= DATASET =
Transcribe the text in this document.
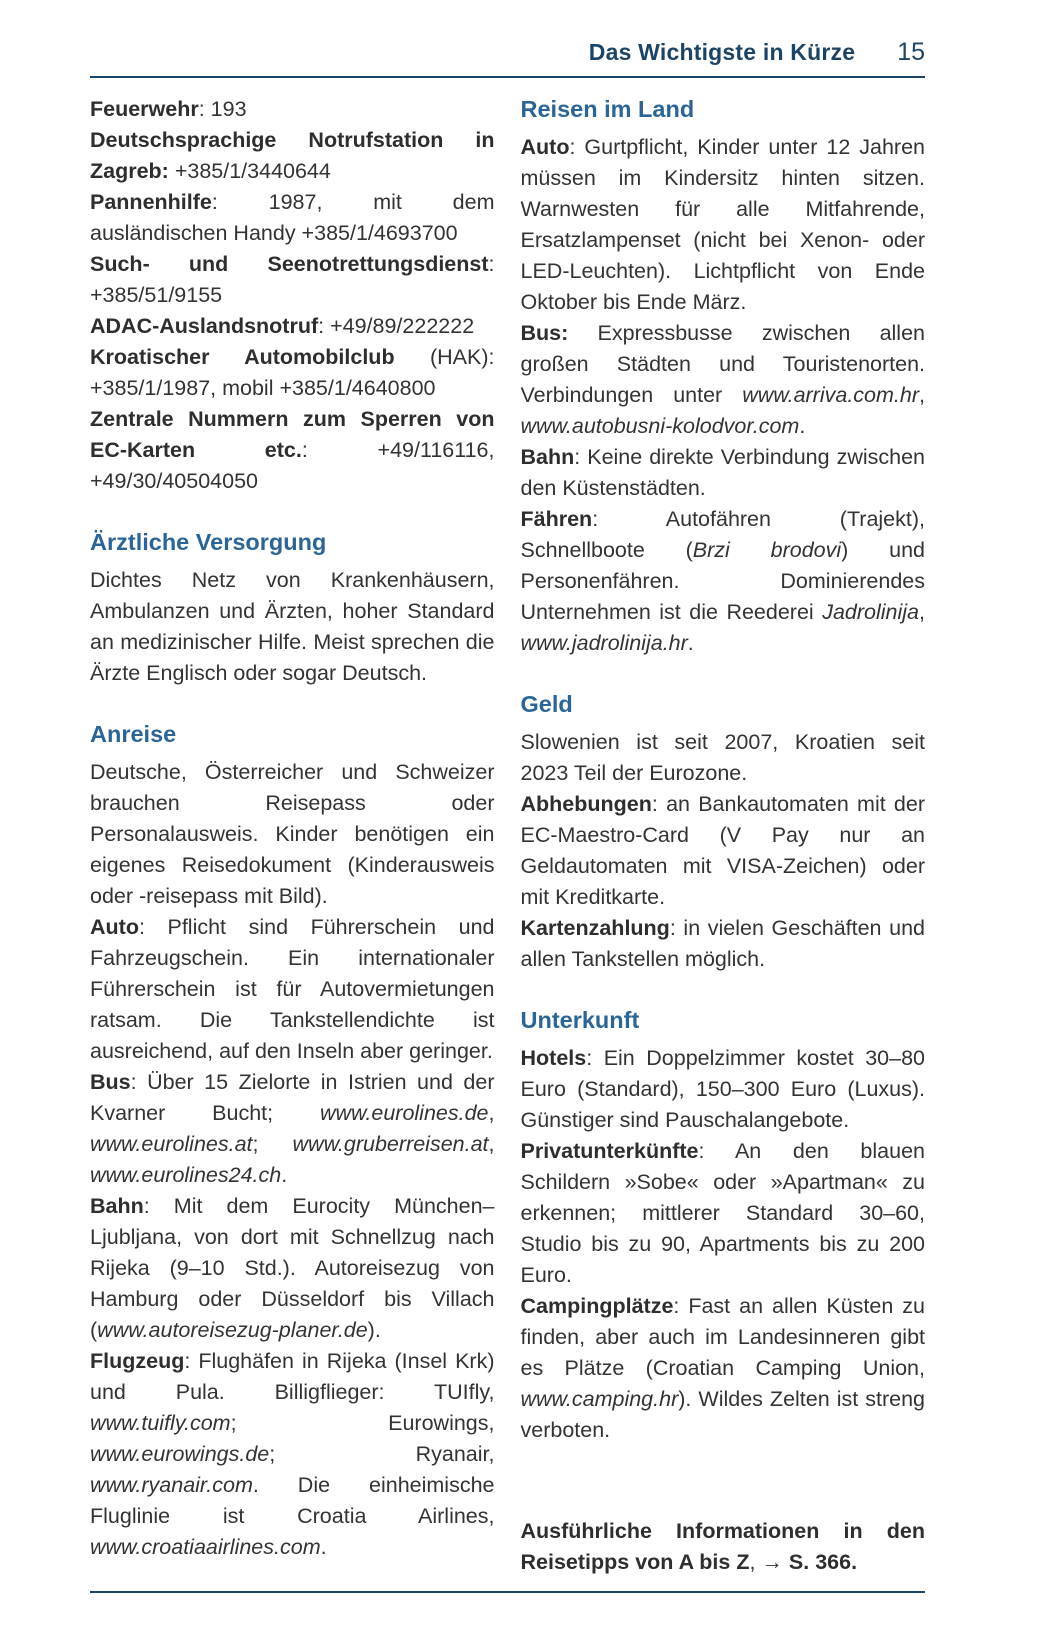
Das Wichtigste in Kürze 15

Feuerwehr: 193

Deutschsprachige Notrufstation in Zagreb: +385/1/3440644

Pannenhilfe: 1987, mit dem ausländischen Handy +385/1/4693700

Such- und Seenotrettungsdienst: +385/51/9155

ADAC-Auslandsnotruf: +49/89/222222

Kroatischer Automobilclub (HAK): +385/1/1987, mobil +385/1/4640800

Zentrale Nummern zum Sperren von EC-Karten etc.: +49/116116, +49/30/40504050

Ärztliche Versorgung

Dichtes Netz von Krankenhäusern, Ambulanzen und Ärzten, hoher Standard an medizinischer Hilfe. Meist sprechen die Ärzte Englisch oder sogar Deutsch.

Anreise

Deutsche, Österreicher und Schweizer brauchen Reisepass oder Personalausweis. Kinder benötigen ein eigenes Reisedokument (Kinderausweis oder -reisepass mit Bild).

Auto: Pflicht sind Führerschein und Fahrzeugschein. Ein internationaler Führerschein ist für Autovermietungen ratsam. Die Tankstellendichte ist ausreichend, auf den Inseln aber geringer.

Bus: Über 15 Zielorte in Istrien und der Kvarner Bucht; www.eurolines.de, www.eurolines.at; www.gruberreisen.at, www.eurolines24.ch.

Bahn: Mit dem Eurocity München–Ljubljana, von dort mit Schnellzug nach Rijeka (9–10 Std.). Autoreisezug von Hamburg oder Düsseldorf bis Villach (www.autoreisezug-planer.de).

Flugzeug: Flughäfen in Rijeka (Insel Krk) und Pula. Billigflieger: TUIfly, www.tuifly.com; Eurowings, www.eurowings.de; Ryanair, www.ryanair.com. Die einheimische Fluglinie ist Croatia Airlines, www.croatiaairlines.com.

Reisen im Land

Auto: Gurtpflicht, Kinder unter 12 Jahren müssen im Kindersitz hinten sitzen. Warnwesten für alle Mitfahrende, Ersatzlampenset (nicht bei Xenon- oder LED-Leuchten). Lichtpflicht von Ende Oktober bis Ende März.

Bus: Expressbusse zwischen allen großen Städten und Touristenorten. Verbindungen unter www.arriva.com.hr, www.autobusni-kolodvor.com.

Bahn: Keine direkte Verbindung zwischen den Küstenstädten.

Fähren: Autofähren (Trajekt), Schnellboote (Brzi brodovi) und Personenfähren. Dominierendes Unternehmen ist die Reederei Jadrolinija, www.jadrolinija.hr.

Geld

Slowenien ist seit 2007, Kroatien seit 2023 Teil der Eurozone.

Abhebungen: an Bankautomaten mit der EC-Maestro-Card (V Pay nur an Geldautomaten mit VISA-Zeichen) oder mit Kreditkarte.

Kartenzahlung: in vielen Geschäften und allen Tankstellen möglich.

Unterkunft

Hotels: Ein Doppelzimmer kostet 30–80 Euro (Standard), 150–300 Euro (Luxus). Günstiger sind Pauschalangebote.

Privatunterkünfte: An den blauen Schildern »Sobe« oder »Apartman« zu erkennen; mittlerer Standard 30–60, Studio bis zu 90, Apartments bis zu 200 Euro.

Campingplätze: Fast an allen Küsten zu finden, aber auch im Landesinneren gibt es Plätze (Croatian Camping Union, www.camping.hr). Wildes Zelten ist streng verboten.

Ausführliche Informationen in den Reisetipps von A bis Z, → S. 366.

= WHAT THIS TASK INVOLVES =
Quote the data exactly, leaving every image out of the copy.

= SOLUTION FOR THIS TASK =
Transcribe the text in this document.
Das Wichtigste in Kürze 15

Feuerwehr: 193

Deutschsprachige Notrufstation in Zagreb: +385/1/3440644

Pannenhilfe: 1987, mit dem ausländischen Handy +385/1/4693700

Such- und Seenotrettungsdienst: +385/51/9155

ADAC-Auslandsnotruf: +49/89/222222

Kroatischer Automobilclub (HAK): +385/1/1987, mobil +385/1/4640800

Zentrale Nummern zum Sperren von EC-Karten etc.: +49/116116, +49/30/40504050

Ärztliche Versorgung

Dichtes Netz von Krankenhäusern, Ambulanzen und Ärzten, hoher Standard an medizinischer Hilfe. Meist sprechen die Ärzte Englisch oder sogar Deutsch.

Anreise

Deutsche, Österreicher und Schweizer brauchen Reisepass oder Personalausweis. Kinder benötigen ein eigenes Reisedokument (Kinderausweis oder -reisepass mit Bild).

Auto: Pflicht sind Führerschein und Fahrzeugschein. Ein internationaler Führerschein ist für Autovermietungen ratsam. Die Tankstellendichte ist ausreichend, auf den Inseln aber geringer.

Bus: Über 15 Zielorte in Istrien und der Kvarner Bucht; www.eurolines.de, www.eurolines.at; www.gruberreisen.at, www.eurolines24.ch.

Bahn: Mit dem Eurocity München–Ljubljana, von dort mit Schnellzug nach Rijeka (9–10 Std.). Autoreisezug von Hamburg oder Düsseldorf bis Villach (www.autoreisezug-planer.de).

Flugzeug: Flughäfen in Rijeka (Insel Krk) und Pula. Billigflieger: TUIfly, www.tuifly.com; Eurowings, www.eurowings.de; Ryanair, www.ryanair.com. Die einheimische Fluglinie ist Croatia Airlines, www.croatiaairlines.com.

Reisen im Land

Auto: Gurtpflicht, Kinder unter 12 Jahren müssen im Kindersitz hinten sitzen. Warnwesten für alle Mitfahrende, Ersatzlampenset (nicht bei Xenon- oder LED-Leuchten). Lichtpflicht von Ende Oktober bis Ende März.

Bus: Expressbusse zwischen allen großen Städten und Touristenorten. Verbindungen unter www.arriva.com.hr, www.autobusni-kolodvor.com.

Bahn: Keine direkte Verbindung zwischen den Küstenstädten.

Fähren: Autofähren (Trajekt), Schnellboote (Brzi brodovi) und Personenfähren. Dominierendes Unternehmen ist die Reederei Jadrolinija, www.jadrolinija.hr.

Geld

Slowenien ist seit 2007, Kroatien seit 2023 Teil der Eurozone.

Abhebungen: an Bankautomaten mit der EC-Maestro-Card (V Pay nur an Geldautomaten mit VISA-Zeichen) oder mit Kreditkarte.

Kartenzahlung: in vielen Geschäften und allen Tankstellen möglich.

Unterkunft

Hotels: Ein Doppelzimmer kostet 30–80 Euro (Standard), 150–300 Euro (Luxus). Günstiger sind Pauschalangebote.

Privatunterkünfte: An den blauen Schildern »Sobe« oder »Apartman« zu erkennen; mittlerer Standard 30–60, Studio bis zu 90, Apartments bis zu 200 Euro.

Campingplätze: Fast an allen Küsten zu finden, aber auch im Landesinneren gibt es Plätze (Croatian Camping Union, www.camping.hr). Wildes Zelten ist streng verboten.

Ausführliche Informationen in den Reisetipps von A bis Z, → S. 366.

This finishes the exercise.